**STATED TASK**
Reproduce the part of the entries that opens with the line containing "- bar-1: [623, 179, 637, 426]" and closes with the line containing "- category-label: その他: [685, 432, 697, 463]", with both of those lines included.

**DATA PROVIDED**
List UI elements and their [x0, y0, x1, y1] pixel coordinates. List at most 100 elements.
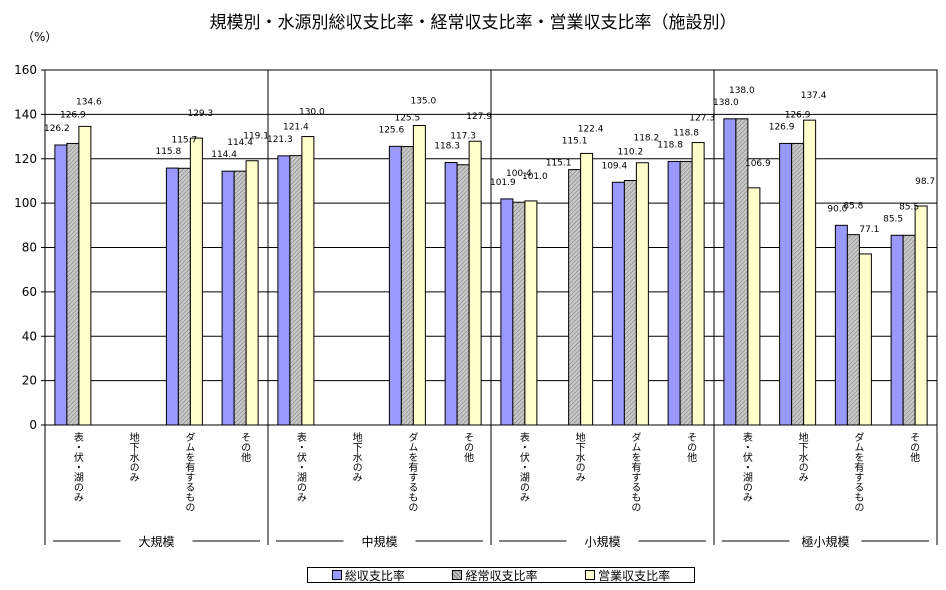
- bar-1: [623, 179, 637, 426]
- legend-swatch-total: [331, 570, 342, 580]
- bar-1: [177, 167, 191, 426]
- data-label: 115.1: [562, 137, 588, 147]
- data-label: 118.8: [657, 140, 683, 150]
- bar-2: [412, 124, 426, 426]
- bar-0: [54, 144, 68, 426]
- category-label: その他: [908, 432, 920, 463]
- data-label: 85.8: [843, 202, 863, 212]
- category-label: その他: [685, 432, 697, 463]
- legend-swatch-ordinary: [452, 570, 463, 580]
- category-label: 表・伏・湖のみ: [294, 431, 306, 502]
- group-label: 中規模: [361, 534, 397, 549]
- bar-1: [902, 234, 916, 426]
- bar-1: [568, 169, 582, 426]
- group-label: 大規模: [138, 534, 174, 549]
- bar-0: [890, 234, 904, 426]
- bar-2: [691, 142, 705, 426]
- bar-0: [667, 160, 681, 426]
- legend-label-ordinary: 経常収支比率: [465, 568, 538, 583]
- data-label: 127.3: [689, 114, 715, 124]
- data-label: 85.5: [899, 202, 919, 212]
- bar-2: [245, 160, 259, 426]
- legend-swatch-operating: [585, 570, 596, 580]
- legend-label-total: 総収支比率: [344, 568, 405, 583]
- y-tick-label: 20: [22, 374, 37, 388]
- bar-1: [456, 164, 470, 426]
- category-label: その他: [239, 432, 251, 463]
- bar-2: [914, 205, 928, 426]
- data-label: 114.4: [211, 150, 237, 160]
- data-label: 125.5: [394, 114, 420, 124]
- data-label: 121.4: [283, 123, 309, 133]
- y-tick-label: 160: [14, 63, 37, 77]
- group-label: 小規模: [584, 534, 620, 549]
- bar-0: [444, 162, 458, 426]
- y-tick-label: 40: [22, 329, 37, 343]
- y-tick-label: 80: [22, 241, 37, 255]
- bar-1: [679, 160, 693, 426]
- bar-1: [66, 142, 80, 426]
- bar-1: [289, 155, 303, 426]
- bar-0: [779, 142, 793, 426]
- bar-2: [468, 140, 482, 426]
- y-axis-unit: （%）: [22, 30, 58, 44]
- bar-1: [512, 201, 526, 426]
- legend-item-total: 総収支比率: [331, 567, 405, 584]
- y-tick-label: 140: [14, 107, 37, 121]
- data-label: 135.0: [410, 96, 436, 106]
- y-tick-label: 0: [29, 418, 37, 432]
- data-label: 126.9: [769, 122, 795, 132]
- group-label: 極小規模: [801, 534, 849, 549]
- data-label: 117.3: [450, 132, 476, 142]
- bar-0: [165, 167, 179, 426]
- data-label: 85.5: [883, 214, 903, 224]
- bar-0: [388, 145, 402, 426]
- data-label: 115.7: [171, 135, 197, 145]
- category-label: 地下水のみ: [796, 431, 808, 482]
- data-label: 138.0: [713, 98, 739, 108]
- bar-1: [400, 146, 414, 426]
- data-label: 114.4: [227, 138, 253, 148]
- data-label: 138.0: [729, 86, 755, 96]
- bar-2: [858, 253, 872, 426]
- bar-1: [233, 170, 247, 426]
- data-label: 106.9: [745, 159, 771, 169]
- bar-0: [723, 118, 737, 426]
- bar-0: [221, 170, 235, 426]
- data-label: 90.0: [827, 204, 847, 214]
- data-label: 126.9: [785, 110, 811, 120]
- category-label: その他: [462, 432, 474, 463]
- data-label: 118.3: [434, 142, 460, 152]
- bar-2: [301, 136, 315, 426]
- bar-2: [78, 125, 92, 426]
- data-label: 101.9: [490, 178, 516, 188]
- data-label: 121.3: [267, 135, 293, 145]
- category-label: 表・伏・湖のみ: [71, 431, 83, 502]
- data-label: 109.4: [601, 161, 627, 171]
- data-label: 118.2: [633, 134, 659, 144]
- bar-2: [803, 119, 817, 426]
- legend: 総収支比率 経常収支比率 営業収支比率: [307, 567, 695, 583]
- bar-0: [500, 198, 514, 426]
- data-label: 126.2: [44, 124, 70, 134]
- legend-item-ordinary: 経常収支比率: [452, 567, 537, 584]
- data-label: 118.8: [673, 128, 699, 138]
- category-label: ダムを有するもの: [629, 432, 641, 512]
- bar-0: [834, 224, 848, 426]
- data-label: 122.4: [578, 124, 604, 134]
- data-label: 125.6: [378, 125, 404, 135]
- data-label: 119.1: [243, 132, 269, 142]
- data-label: 127.9: [466, 112, 492, 122]
- legend-label-operating: 営業収支比率: [598, 568, 671, 583]
- bar-1: [846, 234, 860, 426]
- chart-title: 規模別・水源別総収支比率・経常収支比率・営業収支比率（施設別）: [209, 13, 737, 33]
- data-label: 77.1: [859, 225, 879, 235]
- bar-0: [611, 181, 625, 426]
- data-label: 115.8: [155, 147, 181, 157]
- category-label: 地下水のみ: [127, 431, 139, 482]
- bar-2: [635, 162, 649, 426]
- bar-2: [524, 200, 538, 426]
- data-label: 137.4: [801, 91, 827, 101]
- bar-0: [277, 155, 291, 426]
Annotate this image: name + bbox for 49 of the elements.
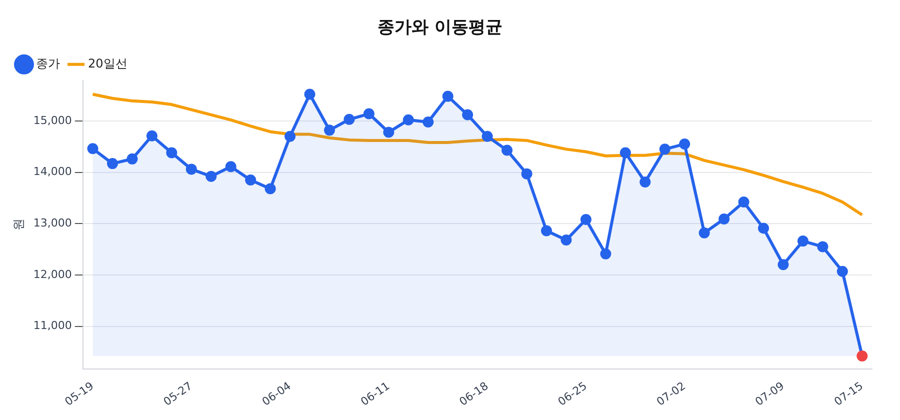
point	[462, 109, 474, 120]
point	[324, 124, 335, 136]
point	[640, 176, 651, 188]
point	[817, 241, 828, 252]
y-tick-label: 13,000	[33, 216, 72, 230]
point	[383, 126, 394, 138]
point	[502, 144, 513, 156]
point	[797, 236, 808, 247]
point	[363, 108, 374, 120]
point	[245, 174, 256, 186]
point	[718, 213, 730, 224]
point	[264, 183, 276, 194]
point	[146, 130, 158, 142]
legend-label: 종가	[36, 56, 60, 71]
point	[659, 144, 670, 155]
y-tick-label: 11,000	[33, 319, 72, 332]
point	[106, 158, 118, 170]
point	[580, 214, 592, 225]
point	[344, 114, 355, 125]
point	[402, 114, 414, 126]
point	[600, 248, 612, 260]
point	[758, 222, 769, 234]
point	[679, 138, 690, 150]
point	[422, 116, 434, 128]
y-axis-title: 원	[11, 218, 26, 231]
point	[560, 234, 572, 246]
point	[521, 168, 532, 180]
point	[836, 266, 848, 277]
point	[304, 88, 316, 100]
point	[186, 164, 197, 175]
y-tick-label: 15,000	[33, 114, 72, 127]
point	[225, 161, 236, 172]
point	[738, 196, 750, 208]
y-tick-label: 14,000	[33, 165, 72, 178]
point	[778, 259, 789, 270]
point	[856, 350, 868, 362]
point	[540, 225, 552, 236]
point	[87, 143, 98, 154]
point	[482, 130, 493, 142]
y-tick-label: 12,000	[33, 268, 72, 281]
point	[206, 170, 217, 182]
point	[620, 147, 631, 158]
point	[166, 147, 178, 158]
point	[698, 227, 710, 238]
point	[284, 130, 296, 142]
chart-title: 종가와 이동평균	[378, 18, 502, 38]
point	[126, 153, 138, 164]
point	[442, 90, 454, 102]
legend-label: 20일선	[88, 56, 128, 71]
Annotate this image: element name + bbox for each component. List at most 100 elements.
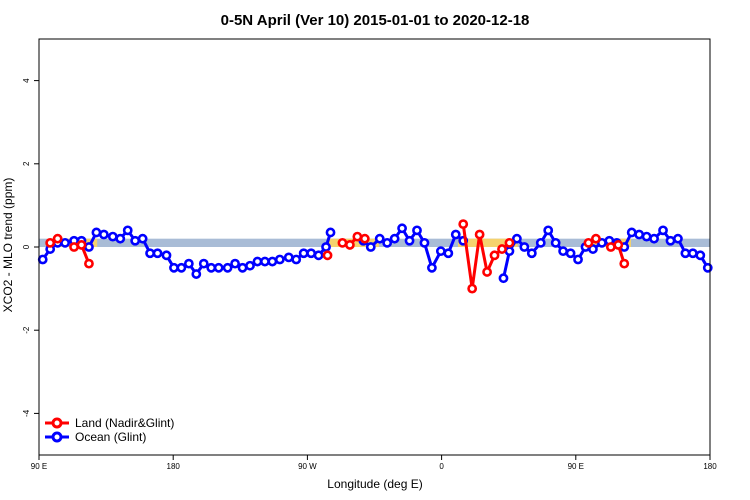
ocean-point-0-14 [145, 248, 155, 259]
ocean-point-0-35 [306, 248, 317, 259]
land-point-3-3 [359, 233, 370, 244]
y-axis-label: XCO2 - MLO trend (ppm) [1, 178, 15, 313]
ocean-point-0-15 [152, 248, 163, 259]
ocean-point-2-3 [519, 242, 530, 252]
ocean-point-2-4 [526, 248, 537, 259]
land-point-3-1 [344, 240, 355, 250]
land-point-4-0 [458, 219, 469, 230]
land-point-4-3 [482, 267, 492, 277]
ocean-point-0-31 [274, 254, 285, 265]
ocean-point-2-5 [535, 237, 546, 248]
land-point-5-0 [583, 237, 594, 248]
ocean-point-0-23 [213, 262, 224, 273]
land-point-0-0 [45, 237, 56, 248]
ocean-point-2-2 [512, 233, 522, 244]
ocean-point-2-17 [626, 227, 637, 238]
ocean-point-0-27 [245, 260, 255, 271]
ocean-point-2-19 [641, 231, 652, 242]
x-tick-label-5: 180 [703, 462, 717, 471]
plot-series [37, 219, 713, 294]
ocean-point-0-11 [122, 225, 133, 236]
ocean-point-2-20 [649, 233, 659, 244]
legend: Land (Nadir&Glint) Ocean (Glint) [45, 416, 174, 444]
legend-ocean-label: Ocean (Glint) [75, 430, 146, 444]
ocean-point-1-7 [412, 225, 422, 236]
land-point-6-2 [619, 258, 630, 269]
ocean-point-0-0 [37, 254, 48, 265]
y-tick-label-0: -4 [22, 409, 31, 417]
ocean-point-1-3 [382, 237, 393, 248]
x-tick-label-4: 90 E [568, 462, 584, 471]
ocean-point-0-36 [313, 250, 324, 261]
land-point-4-1 [467, 283, 478, 294]
ocean-point-1-8 [419, 237, 430, 248]
ocean-point-1-1 [365, 242, 376, 252]
ocean-point-2-26 [695, 250, 706, 261]
ocean-point-0-10 [115, 233, 126, 244]
legend-land-marker [51, 417, 63, 429]
ocean-point-0-24 [222, 262, 233, 273]
y-tick-label-1: -2 [22, 326, 31, 334]
legend-ocean-marker [51, 431, 63, 443]
ocean-point-0-34 [298, 248, 309, 259]
ocean-point-0-32 [283, 252, 294, 263]
ocean-point-0-16 [161, 250, 172, 261]
land-point-5-1 [591, 233, 601, 244]
ocean-point-2-25 [687, 248, 698, 259]
ocean-point-0-30 [267, 256, 278, 267]
land-point-1-1 [76, 240, 87, 250]
y-tick-label-3: 2 [22, 161, 31, 166]
ocean-point-0-37 [321, 242, 331, 252]
y-tick-label-4: 4 [22, 78, 31, 83]
land-point-1-0 [69, 242, 79, 252]
ocean-point-0-21 [198, 258, 209, 269]
ocean-point-1-4 [389, 233, 400, 244]
ocean-point-0-26 [237, 262, 248, 273]
x-tick-label-1: 180 [167, 462, 181, 471]
ocean-point-0-22 [206, 262, 217, 273]
ocean-point-0-20 [191, 269, 202, 279]
ocean-point-2-22 [665, 235, 676, 246]
ocean-point-2-9 [565, 248, 576, 259]
ocean-point-0-8 [98, 229, 109, 240]
x-tick-label-3: 0 [439, 462, 444, 471]
ocean-point-0-13 [137, 233, 148, 244]
land-point-4-5 [497, 244, 507, 254]
chart-title: 0-5N April (Ver 10) 2015-01-01 to 2020-1… [221, 12, 530, 29]
ocean-point-2-8 [558, 246, 569, 257]
ocean-point-0-7 [91, 227, 102, 238]
land-point-6-0 [605, 242, 616, 252]
ocean-point-0-25 [230, 258, 240, 269]
land-point-4-6 [504, 237, 515, 248]
ocean-point-2-12 [588, 244, 598, 254]
land-point-2-0 [322, 250, 333, 261]
ocean-point-1-6 [404, 235, 415, 246]
ocean-point-0-17 [169, 262, 179, 273]
land-point-6-1 [613, 240, 624, 250]
ocean-point-0-38 [325, 227, 336, 238]
x-axis-label: Longitude (deg E) [327, 477, 422, 491]
ocean-point-0-19 [183, 258, 194, 269]
ocean-point-0-9 [107, 231, 118, 242]
x-axis: 90 E 180 90 W 0 90 E 180 [31, 455, 717, 471]
ocean-point-2-10 [573, 254, 583, 265]
ocean-point-1-12 [450, 229, 461, 240]
ocean-point-2-24 [680, 248, 691, 259]
band-land-2 [458, 238, 518, 247]
land-point-1-2 [84, 258, 94, 269]
land-point-3-0 [337, 237, 348, 248]
ocean-point-0-28 [252, 256, 263, 267]
land-point-0-1 [52, 233, 63, 244]
ocean-point-0-18 [176, 262, 187, 273]
y-axis: -4 -2 0 2 4 [22, 78, 39, 417]
ocean-point-0-6 [84, 242, 94, 252]
legend-land-label: Land (Nadir&Glint) [75, 416, 174, 430]
land-point-4-4 [489, 250, 500, 261]
x-tick-label-0: 90 E [31, 462, 47, 471]
ocean-point-2-0 [498, 273, 509, 284]
ocean-point-0-33 [291, 254, 302, 265]
ocean-point-0-3 [60, 237, 70, 248]
ocean-point-0-12 [130, 235, 141, 246]
y-tick-label-2: 0 [22, 244, 31, 249]
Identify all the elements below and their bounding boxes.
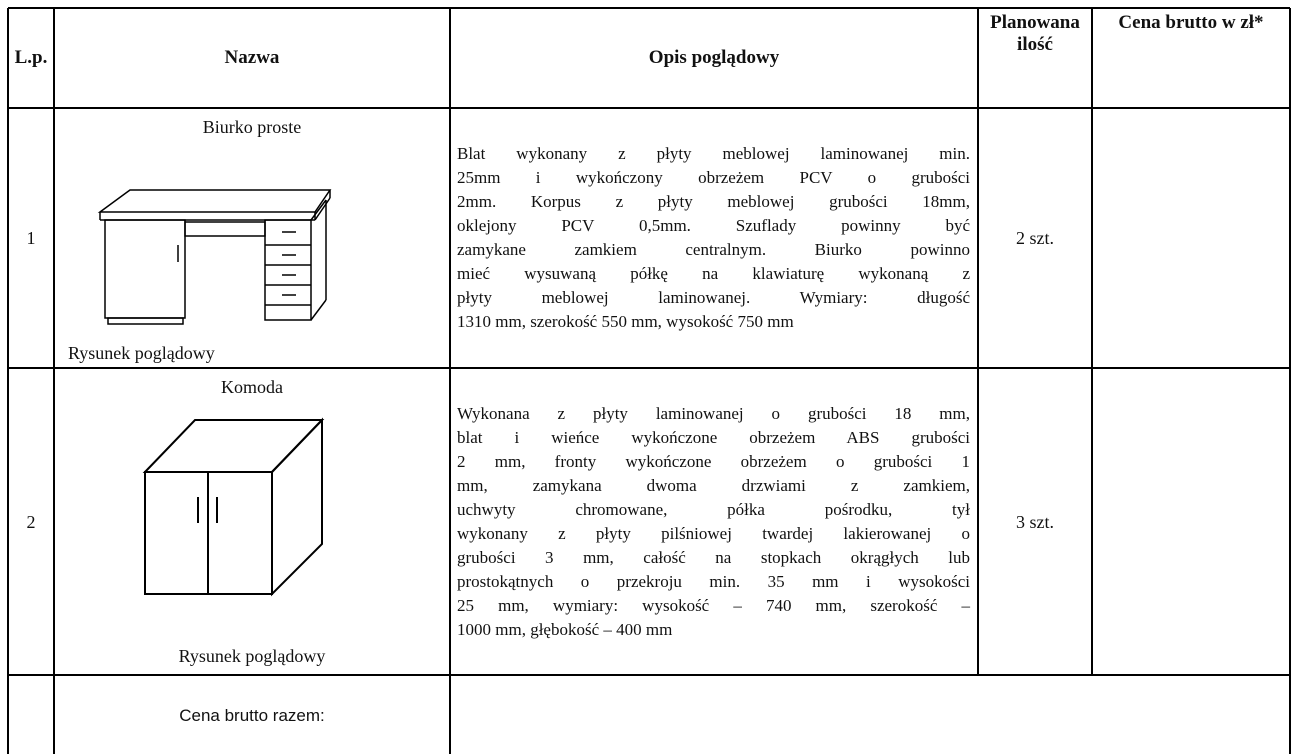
description-line: oklejony PCV 0,5mm. Szuflady powinny być bbox=[457, 216, 970, 235]
description-line: 1000 mm, głębokość – 400 mm bbox=[457, 619, 673, 639]
description-line: Wykonana z płyty laminowanej o grubości … bbox=[457, 403, 970, 423]
row-number: 2 bbox=[26, 511, 36, 532]
description-line: mieć wysuwaną półkę na klawiaturę wykona… bbox=[457, 264, 970, 283]
description-line: płyty meblowej laminowanej. Wymiary: dłu… bbox=[457, 288, 970, 307]
header-cell: L.p. bbox=[14, 47, 48, 68]
quantity: 2 szt. bbox=[1016, 228, 1054, 248]
total-label: Cena brutto razem: bbox=[179, 706, 325, 725]
description-line: 2mm. Korpus z płyty meblowej grubości 18… bbox=[457, 192, 970, 211]
dresser-drawing bbox=[142, 417, 325, 597]
description-line: 25mm i wykończony obrzeżem PCV o grubośc… bbox=[457, 168, 970, 187]
description-line: 2 mm, fronty wykończone obrzeżem o grubo… bbox=[457, 451, 970, 471]
description-line: mm, zamykana dwoma drzwiami z zamkiem, bbox=[457, 475, 970, 495]
description-line: 25 mm, wymiary: wysokość – 740 mm, szero… bbox=[457, 595, 970, 615]
description-line: uchwyty chromowane, półka pośrodku, tył bbox=[457, 499, 970, 519]
description: Wykonana z płyty laminowanej o grubości … bbox=[457, 402, 970, 642]
description-line: 1310 mm, szerokość 550 mm, wysokość 750 … bbox=[457, 312, 794, 331]
drawing-caption: Rysunek poglądowy bbox=[68, 343, 215, 363]
header-cell: Cena brutto w zł* bbox=[1118, 12, 1264, 33]
description-line: blat i wieńce wykończone obrzeżem ABS gr… bbox=[457, 427, 970, 447]
item-name: Biurko proste bbox=[202, 117, 302, 137]
item-name: Komoda bbox=[221, 377, 283, 397]
header-cell: Nazwa bbox=[224, 47, 280, 68]
description: Blat wykonany z płyty meblowej laminowan… bbox=[457, 142, 970, 334]
quantity: 3 szt. bbox=[1016, 511, 1054, 532]
desk-drawing bbox=[97, 189, 332, 325]
header-cell: Planowana ilość bbox=[990, 12, 1080, 55]
header-cell: Opis poglądowy bbox=[648, 47, 780, 68]
description-line: zamykane zamkiem centralnym. Biurko powi… bbox=[457, 240, 970, 259]
description-line: grubości 3 mm, całość na stopkach okrągł… bbox=[457, 547, 970, 567]
row-number: 1 bbox=[26, 228, 36, 248]
description-line: wykonany z płyty pilśniowej twardej laki… bbox=[457, 523, 970, 543]
description-line: prostokątnych o przekroju min. 35 mm i w… bbox=[457, 571, 970, 591]
drawing-caption: Rysunek poglądowy bbox=[178, 646, 326, 666]
description-line: Blat wykonany z płyty meblowej laminowan… bbox=[457, 144, 970, 163]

**RESPONSE TO THE EXERCISE**
- bar-1: [623, 179, 637, 426]
- legend-swatch-total: [331, 570, 342, 580]
- bar-1: [177, 167, 191, 426]
- data-label: 115.1: [562, 137, 588, 147]
- data-label: 118.8: [657, 140, 683, 150]
- bar-2: [412, 124, 426, 426]
- bar-0: [54, 144, 68, 426]
- category-label: その他: [908, 432, 920, 463]
- data-label: 85.8: [843, 202, 863, 212]
- category-label: その他: [685, 432, 697, 463]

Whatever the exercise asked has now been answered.